PROBLEM REQUIREMENTS:
From the records below, give the number of lines that contain the string "trapèze", without any other text.

MATERIAL TO PROCESS:
_ _ _ _ _

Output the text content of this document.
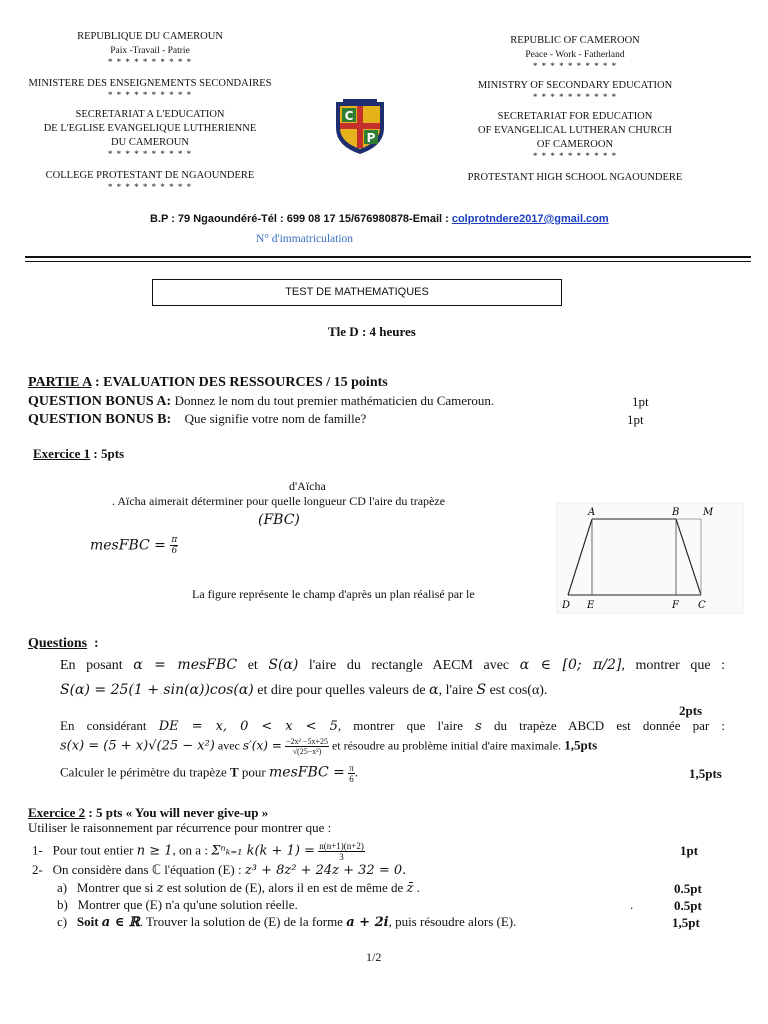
REPUBLIQUE DU CAMEROUN
Paix -Travail - Patrie
* * * * * * * * * *
MINISTERE DES ENSEIGNEMENTS SECONDAIRES
* * * * * * * * * *
SECRETARIAT A L'EDUCATION
DE L'EGLISE EVANGELIQUE LUTHERIENNE
DU CAMEROUN
* * * * * * * * * *
COLLEGE PROTESTANT DE NGAOUNDERE
* * * * * * * * * *
C
P
REPUBLIC OF CAMEROON
Peace - Work - Fatherland
* * * * * * * * * *
MINISTRY OF SECONDARY EDUCATION
* * * * * * * * * *
SECRETARIAT FOR EDUCATION
OF EVANGELICAL LUTHERAN CHURCH
OF CAMEROON
* * * * * * * * * *
PROTESTANT HIGH SCHOOL NGAOUNDERE
B.P : 79 Ngaoundéré-Tél : 699 08 17 15/676980878-Email : colprotndere2017@gmail.com
N° d'immatriculation
TEST DE MATHEMATIQUES
Tle D : 4 heures
PARTIE A : EVALUATION DES RESSOURCES / 15 points
QUESTION BONUS A: Donnez le nom du tout premier mathématicien du Cameroun.	1pt
QUESTION BONUS B: Que signifie votre nom de famille?	1pt
Exercice 1 : 5pts
d'Aïcha
. Aïcha aimerait déterminer pour quelle longueur CD l'aire du trapèze
(FBC)
mesFBC = $\frac{\pi}{6}$
La figure représente le champ d'après un plan réalisé par le
A	B M
D E	F C
Questions :
En posant α = mesFBC et S(α) l'aire du rectangle AECM avec α ∈ [0; π/2], montrer que :
S(α) = 25(1 + sin(α))cos(α) et dire pour quelles valeurs de α, l'aire S est cos(α).
2pts
En considérant DE = x, 0 < x < 5, montrer que l'aire s du trapèze ABCD est donnée par :
s(x) = (5 + x)√(25 − x²) avec $s'(x) = \frac{\text{−2x² −5x+25}}{\text{√(25−x²)}}$ et résoudre au problème initial d'aire maximale. 1,5pts
Calculer le périmètre du trapèze T pour mesFBC = $\frac{\pi}{6}$ .	1,5pts
Exercice 2 : 5 pts « You will never give-up »
Utiliser le raisonnement par récurrence pour montrer que :
1- Pour tout entier n ≥ 1, on a : Σⁿₖ₌₁ $k(k + 1) = \frac{n(n+1)(n+2)}{3}$	1pt
2- On considère dans ℂ l'équation (E) : z³ + 8z² + 24z + 32 = 0.
a) Montrer que si z est solution de (E), alors il en est de même de z̄ .	0.5pt
b) Montrer que (E) n'a qu'une solution réelle.	.	0.5pt
c) Soit a ∈ ℝ. Trouver la solution de (E) de la forme a + 2i, puis résoudre alors (E).	1,5pt
1/2
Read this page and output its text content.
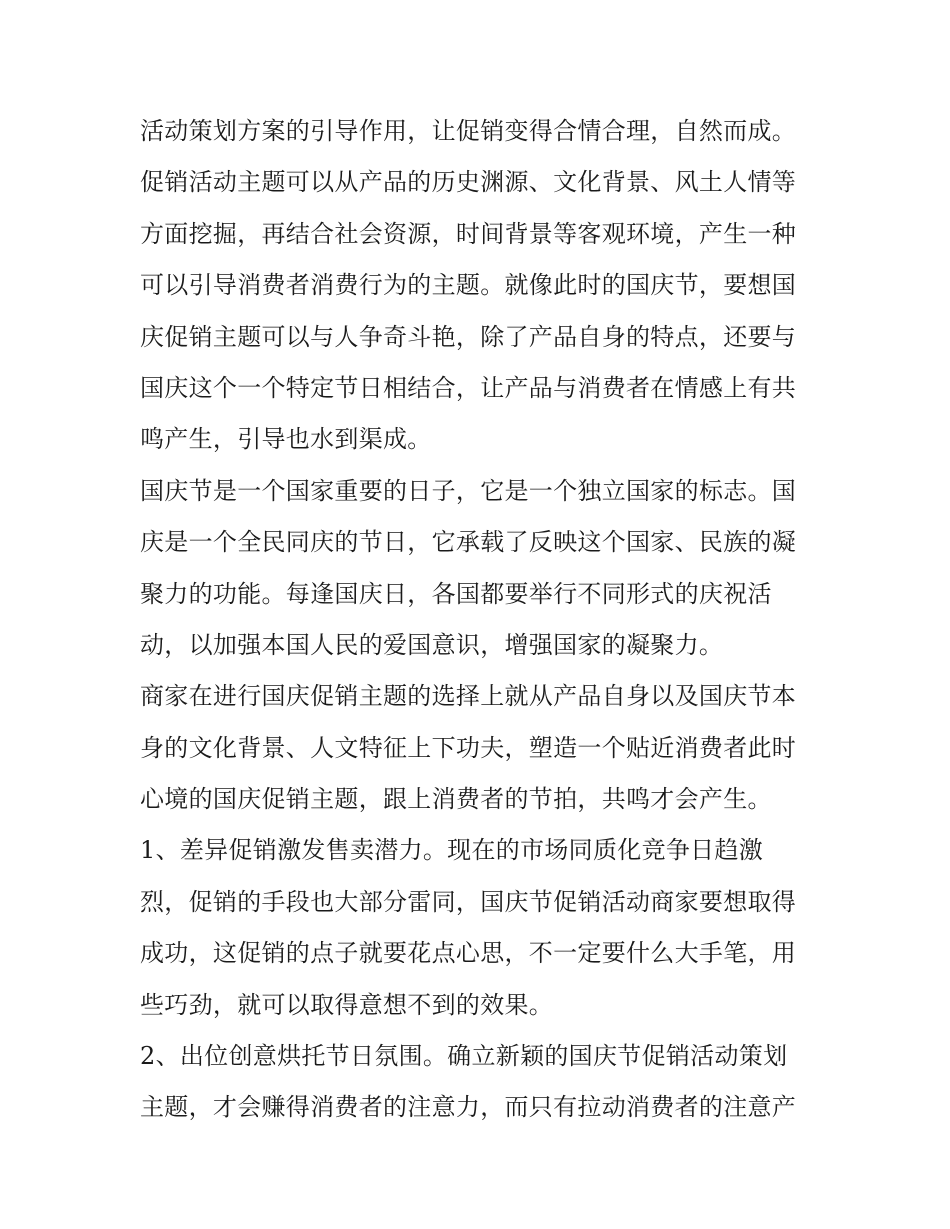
活动策划方案的引导作用，让促销变得合情合理，自然而成。
促销活动主题可以从产品的历史渊源、文化背景、风土人情等
方面挖掘，再结合社会资源，时间背景等客观环境，产生一种
可以引导消费者消费行为的主题。就像此时的国庆节，要想国
庆促销主题可以与人争奇斗艳，除了产品自身的特点，还要与
国庆这个一个特定节日相结合，让产品与消费者在情感上有共
鸣产生，引导也水到渠成。
国庆节是一个国家重要的日子，它是一个独立国家的标志。国
庆是一个全民同庆的节日，它承载了反映这个国家、民族的凝
聚力的功能。每逢国庆日，各国都要举行不同形式的庆祝活
动，以加强本国人民的爱国意识，增强国家的凝聚力。
商家在进行国庆促销主题的选择上就从产品自身以及国庆节本
身的文化背景、人文特征上下功夫，塑造一个贴近消费者此时
心境的国庆促销主题，跟上消费者的节拍，共鸣才会产生。
1、差异促销激发售卖潜力。现在的市场同质化竞争日趋激
烈，促销的手段也大部分雷同，国庆节促销活动商家要想取得
成功，这促销的点子就要花点心思，不一定要什么大手笔，用
些巧劲，就可以取得意想不到的效果。
2、出位创意烘托节日氛围。确立新颖的国庆节促销活动策划
主题，才会赚得消费者的注意力，而只有拉动消费者的注意产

_ _ _ _ _

FINISHED ANSWER:
3